__Excerpted text__:
'''

# "Cradle and Massage"



## robk (Jun 16, 2011)

Has anybody here ever used "Cradle and Massage"? I spent about 30 min today with an K9 behavior modification specialist today and she had me on the ground holding my pup in a maneuver she called "Cradle and Massage". 
We have been struggling with some very annoying issues with my pup where he goes nuts when he sees other dogs. She calls it the "Crack Syndrome" Where he kind of gets a high off of barking at other dogs. We worked on some redirection with him but she said that we needed to reestablish ourselves as dominant over him. She equated it to how a mother dog will mouth a young pup and hold it to the ground until it submits to her. 

Those of you who are trainers, especially those who have experience with extremely high drive dogs, what is your opinion of this theory and what has been your experience? 

Thanks, Rob


----------



## Cassidy's Mom (Mar 30, 2003)

I've never heard of anything specifically called "cradle & massage", but I do handling desensitization with puppies, no idea if it's the same thing - can you be more specific about what he's having you do? I don't subscribe to the "hold it to the ground until it submits" thing, but I will hold a puppy in my lap with _gentle_ restraint until they stop struggling. This is not a dominance exercise, however, and it's accompanied by praise and treats. In puppy class we touched feet and ears, wiggled toes, stroked faces and tummies, handled tails, etc, while cradling our puppies our puppies on our laps. Massage is excellent for calming down a dog, but forcibly holding it down while doing so kinda misses the point, IMO.


----------



## AbbyK9 (Oct 11, 2005)

How old is your dog? I am looking at your profile photo and am thinking that he looks like an older puppy / young "teenager" in dog terms.

Have you ever worked with him around other dogs prior to this? And, in what situations does he bark at other dogs? Is it when you have him leashed and you encounter another dog, such as on your walk, or is it in an actual dog class?

I think your trainer's theory about dominance is outdated. Very rarely does one dog hold another dog down until it submits - most of the time, submission is a behavior that is offered by the younger or more submissive dog, not a behavior that is forced by the older or dominant dog.

I also don't necessarily think that you need to be "dominant" over your dog to curb the behavior you are seeing. It sounds to me like your young, excitable dog is either reactive toward or simply excited about being around other dogs and really just needs to learn that other dogs are just another distractions and not a very big deal. I don't think pinning him to the ground for thirty minutes and forcing him to submit to your dominance will accomplish either.

If you are exposing your puppy to other dogs in class, my first recommendation would be to ensure that your puppy gets lots of exercise prior to class - make sure he gets some of that energy out so he can focus (and be more easily re-focused) during class because he won't be a bundle of energy ready to go.

My second recommendation would be to play the Look At That game, which you can find plenty of instructions for on this forum if you do a search. A lot of folks with dog-reactive dogs have successfully used this method to stop the behavior of barking and lunging toward other dogs.

Honestly... I'd probably be looking for a different trainer if it were me. 

I took Levels Classes with my German Shepherd who was dog reactive way back in 2005 and just taking a group class helped immensely to teach my dog that it's really not a big deal to work around other dogs and that yes, she can ignore them because they're not a threat and they're also not there to be her playmates (or play toys, as the case may be).

'''

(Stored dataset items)

'''

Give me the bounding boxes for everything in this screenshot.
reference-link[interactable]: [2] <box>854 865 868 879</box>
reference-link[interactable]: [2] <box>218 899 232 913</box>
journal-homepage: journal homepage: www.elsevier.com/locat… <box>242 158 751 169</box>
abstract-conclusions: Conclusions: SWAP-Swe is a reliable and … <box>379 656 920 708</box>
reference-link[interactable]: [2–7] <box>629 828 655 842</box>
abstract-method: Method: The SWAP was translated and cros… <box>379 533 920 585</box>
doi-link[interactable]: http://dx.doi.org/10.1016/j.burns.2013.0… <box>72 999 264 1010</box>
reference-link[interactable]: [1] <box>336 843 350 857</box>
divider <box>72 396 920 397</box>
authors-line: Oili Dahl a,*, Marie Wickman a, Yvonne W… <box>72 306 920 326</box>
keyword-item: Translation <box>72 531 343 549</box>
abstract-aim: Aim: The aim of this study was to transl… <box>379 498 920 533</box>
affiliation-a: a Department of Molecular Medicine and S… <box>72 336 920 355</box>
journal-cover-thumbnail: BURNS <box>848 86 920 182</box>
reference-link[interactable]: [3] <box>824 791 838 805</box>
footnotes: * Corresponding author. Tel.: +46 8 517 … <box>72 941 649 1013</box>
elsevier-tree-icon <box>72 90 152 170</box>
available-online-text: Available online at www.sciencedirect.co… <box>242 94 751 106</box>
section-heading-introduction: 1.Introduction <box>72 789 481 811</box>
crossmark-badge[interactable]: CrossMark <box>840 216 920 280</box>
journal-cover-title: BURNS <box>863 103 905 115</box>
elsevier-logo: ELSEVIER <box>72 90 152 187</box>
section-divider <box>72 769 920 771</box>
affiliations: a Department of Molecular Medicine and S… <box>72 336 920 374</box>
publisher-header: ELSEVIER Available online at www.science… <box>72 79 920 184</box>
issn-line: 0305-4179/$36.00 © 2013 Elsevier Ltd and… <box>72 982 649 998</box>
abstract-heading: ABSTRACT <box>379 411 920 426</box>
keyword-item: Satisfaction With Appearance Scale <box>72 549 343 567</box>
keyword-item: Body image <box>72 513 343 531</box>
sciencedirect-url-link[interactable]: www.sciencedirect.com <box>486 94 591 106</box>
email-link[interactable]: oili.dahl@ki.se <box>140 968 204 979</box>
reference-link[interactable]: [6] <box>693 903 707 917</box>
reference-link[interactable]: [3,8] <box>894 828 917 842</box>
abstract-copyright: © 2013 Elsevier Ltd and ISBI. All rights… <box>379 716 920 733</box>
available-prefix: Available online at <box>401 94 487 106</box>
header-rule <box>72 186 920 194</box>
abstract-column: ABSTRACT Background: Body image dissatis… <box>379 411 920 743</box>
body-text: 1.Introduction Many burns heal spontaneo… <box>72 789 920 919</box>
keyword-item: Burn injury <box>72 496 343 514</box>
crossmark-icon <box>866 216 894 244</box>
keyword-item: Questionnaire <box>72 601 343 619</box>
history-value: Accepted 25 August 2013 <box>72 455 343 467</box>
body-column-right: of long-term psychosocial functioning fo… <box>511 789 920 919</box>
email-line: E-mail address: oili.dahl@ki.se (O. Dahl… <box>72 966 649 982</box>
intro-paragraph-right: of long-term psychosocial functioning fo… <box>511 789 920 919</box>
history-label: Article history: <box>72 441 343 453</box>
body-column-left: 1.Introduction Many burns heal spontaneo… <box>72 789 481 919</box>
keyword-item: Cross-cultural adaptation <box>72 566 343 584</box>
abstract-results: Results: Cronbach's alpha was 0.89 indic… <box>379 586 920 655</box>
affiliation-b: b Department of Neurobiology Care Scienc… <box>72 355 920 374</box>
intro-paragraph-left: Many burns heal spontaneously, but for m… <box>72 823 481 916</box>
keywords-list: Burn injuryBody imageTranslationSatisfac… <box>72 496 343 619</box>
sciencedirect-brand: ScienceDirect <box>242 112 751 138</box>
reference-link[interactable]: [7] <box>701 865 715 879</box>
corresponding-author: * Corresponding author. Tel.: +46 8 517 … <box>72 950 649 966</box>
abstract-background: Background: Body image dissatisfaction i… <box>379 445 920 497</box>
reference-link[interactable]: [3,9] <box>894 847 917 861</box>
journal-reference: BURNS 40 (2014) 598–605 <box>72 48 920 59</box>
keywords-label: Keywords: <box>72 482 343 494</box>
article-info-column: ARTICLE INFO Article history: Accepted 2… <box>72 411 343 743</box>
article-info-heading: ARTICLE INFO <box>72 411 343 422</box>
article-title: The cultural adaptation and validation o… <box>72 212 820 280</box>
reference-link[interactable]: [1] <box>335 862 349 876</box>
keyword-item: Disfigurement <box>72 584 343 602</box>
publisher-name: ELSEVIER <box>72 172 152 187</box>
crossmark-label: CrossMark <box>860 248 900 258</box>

'''

__Required actions__:
a: In the thread about "Cradle and Massage," what name does the behavior specialist give to the puppy getting a high off of barking at other dogs?
b: Reproduce the passage of the "Cradle and Massage" thread that starts at "I took Levels" and ends at "case may be).".
c: In the "Cradle and Massage" thread, list every body part that Cassidy's Mom says was touched or handled while cradling puppies in puppy class.

__Worked answers__:
a: She calls it the "Crack Syndrome."

b:
I took Levels Classes with my German Shepherd who was dog reactive way back in 2005 and just taking a group class helped immensely to teach my dog that it's really not a big deal to work around other dogs and that yes, she can ignore them because they're not a threat and they're also not there to be her playmates (or play toys, as the case may be).

c: feet, ears, toes, faces, tummies, tails